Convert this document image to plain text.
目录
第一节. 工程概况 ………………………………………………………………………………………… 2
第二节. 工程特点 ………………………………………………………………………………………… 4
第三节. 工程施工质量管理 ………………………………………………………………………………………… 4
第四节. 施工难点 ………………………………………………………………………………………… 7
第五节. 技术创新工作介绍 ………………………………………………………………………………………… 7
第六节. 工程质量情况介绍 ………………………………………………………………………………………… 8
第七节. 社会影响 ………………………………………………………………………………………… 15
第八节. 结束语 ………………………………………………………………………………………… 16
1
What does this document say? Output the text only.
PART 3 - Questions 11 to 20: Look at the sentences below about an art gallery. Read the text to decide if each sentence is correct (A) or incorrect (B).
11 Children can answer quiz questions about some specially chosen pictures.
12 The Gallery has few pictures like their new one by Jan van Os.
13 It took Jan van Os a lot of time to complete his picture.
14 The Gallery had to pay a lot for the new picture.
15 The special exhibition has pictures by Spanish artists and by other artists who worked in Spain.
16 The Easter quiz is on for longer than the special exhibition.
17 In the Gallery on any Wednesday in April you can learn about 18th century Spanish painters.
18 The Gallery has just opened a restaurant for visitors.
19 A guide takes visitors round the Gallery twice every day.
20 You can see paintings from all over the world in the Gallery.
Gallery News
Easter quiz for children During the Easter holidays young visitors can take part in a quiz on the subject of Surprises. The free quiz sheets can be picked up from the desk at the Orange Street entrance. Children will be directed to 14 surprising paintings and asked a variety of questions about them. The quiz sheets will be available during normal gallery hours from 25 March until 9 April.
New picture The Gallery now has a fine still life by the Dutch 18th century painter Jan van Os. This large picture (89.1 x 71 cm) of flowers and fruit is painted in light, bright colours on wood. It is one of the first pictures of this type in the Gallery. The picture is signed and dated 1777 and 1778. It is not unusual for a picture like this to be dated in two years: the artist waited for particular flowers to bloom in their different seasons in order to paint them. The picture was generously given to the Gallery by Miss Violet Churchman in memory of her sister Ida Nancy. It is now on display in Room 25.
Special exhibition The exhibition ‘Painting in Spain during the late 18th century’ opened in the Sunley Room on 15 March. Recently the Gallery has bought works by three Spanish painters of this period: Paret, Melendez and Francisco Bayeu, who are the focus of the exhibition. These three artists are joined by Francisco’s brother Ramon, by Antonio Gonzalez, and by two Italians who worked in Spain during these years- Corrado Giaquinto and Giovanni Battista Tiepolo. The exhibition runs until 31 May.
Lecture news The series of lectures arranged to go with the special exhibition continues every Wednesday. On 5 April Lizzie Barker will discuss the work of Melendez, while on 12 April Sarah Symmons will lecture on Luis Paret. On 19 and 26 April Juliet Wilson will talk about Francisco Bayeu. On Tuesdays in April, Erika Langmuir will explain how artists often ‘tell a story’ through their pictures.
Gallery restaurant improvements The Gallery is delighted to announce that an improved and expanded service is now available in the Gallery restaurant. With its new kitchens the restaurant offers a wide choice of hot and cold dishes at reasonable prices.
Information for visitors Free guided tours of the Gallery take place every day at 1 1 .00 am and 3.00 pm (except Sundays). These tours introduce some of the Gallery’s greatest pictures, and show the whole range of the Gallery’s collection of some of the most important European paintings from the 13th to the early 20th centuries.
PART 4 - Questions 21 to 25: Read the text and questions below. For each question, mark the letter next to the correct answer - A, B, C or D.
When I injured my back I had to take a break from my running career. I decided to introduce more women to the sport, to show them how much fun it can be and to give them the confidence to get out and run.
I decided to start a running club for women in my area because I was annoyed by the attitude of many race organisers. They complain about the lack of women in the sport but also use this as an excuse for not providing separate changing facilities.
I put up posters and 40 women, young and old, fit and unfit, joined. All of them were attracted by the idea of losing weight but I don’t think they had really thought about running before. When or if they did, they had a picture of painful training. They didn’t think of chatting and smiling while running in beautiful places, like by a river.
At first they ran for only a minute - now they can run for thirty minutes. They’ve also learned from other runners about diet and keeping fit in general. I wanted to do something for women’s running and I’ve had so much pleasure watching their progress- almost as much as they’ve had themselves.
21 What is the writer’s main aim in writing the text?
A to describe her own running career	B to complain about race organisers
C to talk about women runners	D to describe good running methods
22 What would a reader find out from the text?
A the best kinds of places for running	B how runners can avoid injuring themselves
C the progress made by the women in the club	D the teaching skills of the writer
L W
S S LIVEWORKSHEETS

=====

[EXERCISE DESCRIPTION] Pull out each line of the listing that holds the string "document".

[FINAL RESULT]
Convert this document image to plain text.
What does this document say? Output the text only.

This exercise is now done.